> **Instruction**
Gather from the material every line that contains the string "Time".

(begin)

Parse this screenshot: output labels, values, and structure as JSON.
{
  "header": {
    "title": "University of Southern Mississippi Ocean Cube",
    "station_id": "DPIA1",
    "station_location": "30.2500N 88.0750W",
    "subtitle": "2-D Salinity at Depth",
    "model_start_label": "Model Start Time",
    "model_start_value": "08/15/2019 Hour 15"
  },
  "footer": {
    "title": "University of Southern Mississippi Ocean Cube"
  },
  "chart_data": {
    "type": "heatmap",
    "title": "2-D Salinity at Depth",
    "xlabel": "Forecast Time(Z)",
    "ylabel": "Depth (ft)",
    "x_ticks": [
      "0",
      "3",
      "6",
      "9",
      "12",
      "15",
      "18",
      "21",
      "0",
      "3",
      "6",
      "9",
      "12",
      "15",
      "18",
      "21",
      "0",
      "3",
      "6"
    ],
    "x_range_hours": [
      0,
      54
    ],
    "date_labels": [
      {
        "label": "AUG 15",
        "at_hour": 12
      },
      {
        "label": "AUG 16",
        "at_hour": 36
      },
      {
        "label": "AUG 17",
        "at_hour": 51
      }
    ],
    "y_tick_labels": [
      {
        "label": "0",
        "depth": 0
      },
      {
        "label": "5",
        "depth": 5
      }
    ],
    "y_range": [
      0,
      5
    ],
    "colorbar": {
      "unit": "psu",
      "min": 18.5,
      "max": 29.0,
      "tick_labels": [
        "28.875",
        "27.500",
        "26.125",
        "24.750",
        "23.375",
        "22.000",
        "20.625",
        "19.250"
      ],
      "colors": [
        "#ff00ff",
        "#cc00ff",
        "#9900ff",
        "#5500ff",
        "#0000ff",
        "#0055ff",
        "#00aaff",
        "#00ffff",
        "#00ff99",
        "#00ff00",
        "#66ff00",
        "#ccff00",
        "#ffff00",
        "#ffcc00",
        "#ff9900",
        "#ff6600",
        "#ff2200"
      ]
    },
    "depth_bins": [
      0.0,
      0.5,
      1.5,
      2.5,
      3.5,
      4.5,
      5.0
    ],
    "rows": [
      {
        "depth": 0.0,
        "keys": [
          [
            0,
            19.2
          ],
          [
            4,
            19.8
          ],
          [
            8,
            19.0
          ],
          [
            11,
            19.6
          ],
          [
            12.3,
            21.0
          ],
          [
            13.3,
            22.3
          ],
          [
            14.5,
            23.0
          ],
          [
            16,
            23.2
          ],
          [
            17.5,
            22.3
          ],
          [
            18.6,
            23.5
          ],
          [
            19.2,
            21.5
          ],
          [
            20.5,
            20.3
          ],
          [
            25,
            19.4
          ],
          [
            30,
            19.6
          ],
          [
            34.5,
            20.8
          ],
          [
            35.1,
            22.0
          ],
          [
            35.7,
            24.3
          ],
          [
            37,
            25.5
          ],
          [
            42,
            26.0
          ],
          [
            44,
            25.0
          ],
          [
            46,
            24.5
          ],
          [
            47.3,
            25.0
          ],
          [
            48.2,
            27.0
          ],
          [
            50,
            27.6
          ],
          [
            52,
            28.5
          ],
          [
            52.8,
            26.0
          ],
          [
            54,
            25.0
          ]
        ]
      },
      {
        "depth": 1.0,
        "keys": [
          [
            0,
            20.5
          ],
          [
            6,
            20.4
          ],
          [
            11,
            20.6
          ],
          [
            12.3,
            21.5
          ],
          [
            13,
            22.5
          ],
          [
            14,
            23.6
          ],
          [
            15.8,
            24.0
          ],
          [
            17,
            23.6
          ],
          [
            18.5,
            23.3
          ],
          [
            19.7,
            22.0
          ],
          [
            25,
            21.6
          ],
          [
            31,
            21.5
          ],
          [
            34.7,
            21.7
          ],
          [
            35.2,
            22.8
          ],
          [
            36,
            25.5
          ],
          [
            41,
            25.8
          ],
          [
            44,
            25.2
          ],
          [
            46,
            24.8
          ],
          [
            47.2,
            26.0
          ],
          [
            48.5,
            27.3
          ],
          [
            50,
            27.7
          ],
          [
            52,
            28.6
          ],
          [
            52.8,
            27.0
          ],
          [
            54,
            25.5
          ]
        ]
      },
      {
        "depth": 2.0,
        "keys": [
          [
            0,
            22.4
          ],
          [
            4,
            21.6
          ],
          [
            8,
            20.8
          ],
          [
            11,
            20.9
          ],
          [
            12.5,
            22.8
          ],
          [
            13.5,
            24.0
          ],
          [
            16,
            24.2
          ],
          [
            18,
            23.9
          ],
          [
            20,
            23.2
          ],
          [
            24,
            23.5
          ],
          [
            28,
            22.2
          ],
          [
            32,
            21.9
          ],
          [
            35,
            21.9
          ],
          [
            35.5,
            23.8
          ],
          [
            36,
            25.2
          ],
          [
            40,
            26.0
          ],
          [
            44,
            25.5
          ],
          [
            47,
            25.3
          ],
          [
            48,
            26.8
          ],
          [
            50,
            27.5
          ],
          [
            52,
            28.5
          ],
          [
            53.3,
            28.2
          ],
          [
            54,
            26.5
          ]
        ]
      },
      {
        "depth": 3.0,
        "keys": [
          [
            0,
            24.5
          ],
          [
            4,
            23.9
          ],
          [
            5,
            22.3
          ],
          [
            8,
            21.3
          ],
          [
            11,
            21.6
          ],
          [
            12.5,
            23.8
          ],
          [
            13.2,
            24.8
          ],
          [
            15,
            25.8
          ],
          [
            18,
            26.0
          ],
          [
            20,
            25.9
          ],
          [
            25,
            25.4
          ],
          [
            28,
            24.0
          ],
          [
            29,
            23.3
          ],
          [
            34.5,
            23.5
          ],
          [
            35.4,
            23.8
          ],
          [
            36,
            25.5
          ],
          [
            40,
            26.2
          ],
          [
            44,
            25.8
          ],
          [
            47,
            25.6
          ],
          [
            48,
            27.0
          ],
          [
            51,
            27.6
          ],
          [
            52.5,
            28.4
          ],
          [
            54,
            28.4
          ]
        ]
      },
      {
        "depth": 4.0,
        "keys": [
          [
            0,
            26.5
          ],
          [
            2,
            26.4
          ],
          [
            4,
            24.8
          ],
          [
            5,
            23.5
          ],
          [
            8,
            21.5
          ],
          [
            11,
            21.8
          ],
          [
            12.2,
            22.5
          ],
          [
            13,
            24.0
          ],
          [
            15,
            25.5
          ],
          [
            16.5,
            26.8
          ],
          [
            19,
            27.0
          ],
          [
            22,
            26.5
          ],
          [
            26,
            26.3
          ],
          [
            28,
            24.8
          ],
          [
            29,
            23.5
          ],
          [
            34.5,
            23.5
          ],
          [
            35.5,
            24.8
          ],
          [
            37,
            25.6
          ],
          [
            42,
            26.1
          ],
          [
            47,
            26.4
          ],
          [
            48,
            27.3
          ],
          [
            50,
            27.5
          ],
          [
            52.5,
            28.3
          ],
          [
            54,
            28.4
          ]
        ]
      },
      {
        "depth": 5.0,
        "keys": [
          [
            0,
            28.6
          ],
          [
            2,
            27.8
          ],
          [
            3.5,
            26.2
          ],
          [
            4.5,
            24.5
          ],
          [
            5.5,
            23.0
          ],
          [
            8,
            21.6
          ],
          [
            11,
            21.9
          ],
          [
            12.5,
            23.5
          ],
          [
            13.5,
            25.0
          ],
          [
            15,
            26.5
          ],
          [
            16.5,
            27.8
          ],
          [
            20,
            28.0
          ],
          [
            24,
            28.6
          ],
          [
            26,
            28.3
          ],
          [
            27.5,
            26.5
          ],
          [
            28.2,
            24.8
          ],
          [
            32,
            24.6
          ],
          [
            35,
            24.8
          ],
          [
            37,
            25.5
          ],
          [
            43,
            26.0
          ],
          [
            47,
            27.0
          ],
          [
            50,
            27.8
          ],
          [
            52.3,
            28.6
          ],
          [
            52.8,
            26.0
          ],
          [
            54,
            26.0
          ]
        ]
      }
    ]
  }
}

(end)

> **Solved problem**
    "model_start_label": "Model Start Time",
    "xlabel": "Forecast Time(Z)",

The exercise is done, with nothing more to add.